Document transcription data:
╭──

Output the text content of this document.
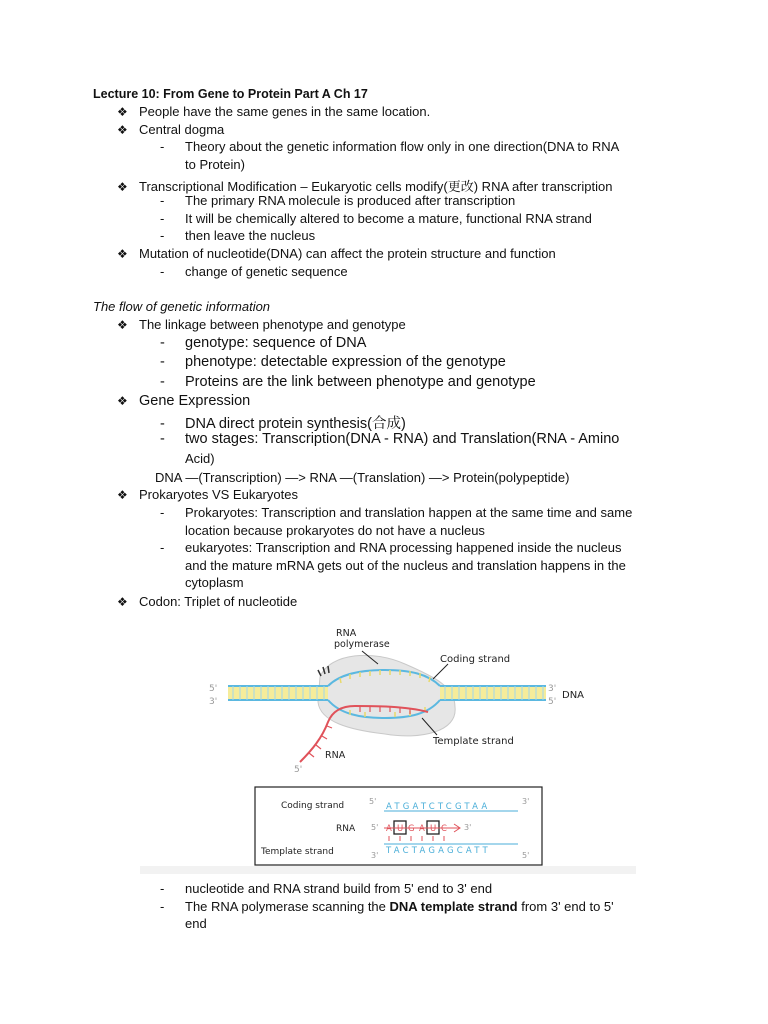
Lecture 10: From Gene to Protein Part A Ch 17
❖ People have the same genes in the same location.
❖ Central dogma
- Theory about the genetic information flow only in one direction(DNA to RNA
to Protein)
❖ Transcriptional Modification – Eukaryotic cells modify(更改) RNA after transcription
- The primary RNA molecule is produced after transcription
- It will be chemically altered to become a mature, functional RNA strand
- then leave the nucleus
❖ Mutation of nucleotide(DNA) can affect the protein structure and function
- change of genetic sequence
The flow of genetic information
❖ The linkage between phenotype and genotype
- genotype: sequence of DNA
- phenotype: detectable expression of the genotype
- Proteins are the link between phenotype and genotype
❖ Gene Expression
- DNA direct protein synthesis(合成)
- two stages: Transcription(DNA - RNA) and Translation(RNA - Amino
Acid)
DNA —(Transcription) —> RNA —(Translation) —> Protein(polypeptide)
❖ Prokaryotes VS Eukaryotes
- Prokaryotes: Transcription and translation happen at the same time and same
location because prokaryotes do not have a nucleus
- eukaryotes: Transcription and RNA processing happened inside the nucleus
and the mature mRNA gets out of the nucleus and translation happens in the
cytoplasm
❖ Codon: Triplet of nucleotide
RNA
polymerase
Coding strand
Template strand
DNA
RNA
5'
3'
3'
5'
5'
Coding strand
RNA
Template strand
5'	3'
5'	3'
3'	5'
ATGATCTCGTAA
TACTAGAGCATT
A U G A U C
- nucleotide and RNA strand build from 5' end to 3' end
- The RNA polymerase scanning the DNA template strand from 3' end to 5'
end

╰──

§ GOAL OF THE EXERCISE:
Your answer should be a precise transcript of the entries, minus the pictures.

§ THE COMPLETED TASK:
Output the text content of this document.
Lecture 10: From Gene to Protein Part A Ch 17
❖ People have the same genes in the same location.
❖ Central dogma
- Theory about the genetic information flow only in one direction(DNA to RNA
to Protein)
❖ Transcriptional Modification – Eukaryotic cells modify(更改) RNA after transcription
- The primary RNA molecule is produced after transcription
- It will be chemically altered to become a mature, functional RNA strand
- then leave the nucleus
❖ Mutation of nucleotide(DNA) can affect the protein structure and function
- change of genetic sequence
The flow of genetic information
❖ The linkage between phenotype and genotype
- genotype: sequence of DNA
- phenotype: detectable expression of the genotype
- Proteins are the link between phenotype and genotype
❖ Gene Expression
- DNA direct protein synthesis(合成)
- two stages: Transcription(DNA - RNA) and Translation(RNA - Amino
Acid)
DNA —(Transcription) —> RNA —(Translation) —> Protein(polypeptide)
❖ Prokaryotes VS Eukaryotes
- Prokaryotes: Transcription and translation happen at the same time and same
location because prokaryotes do not have a nucleus
- eukaryotes: Transcription and RNA processing happened inside the nucleus
and the mature mRNA gets out of the nucleus and translation happens in the
cytoplasm
❖ Codon: Triplet of nucleotide
RNA
polymerase
Coding strand
Template strand
DNA
RNA
5'
3'
3'
5'
5'
Coding strand
RNA
Template strand
5'	3'
5'	3'
3'	5'
ATGATCTCGTAA
TACTAGAGCATT
A U G A U C
- nucleotide and RNA strand build from 5' end to 3' end
- The RNA polymerase scanning the DNA template strand from 3' end to 5'
end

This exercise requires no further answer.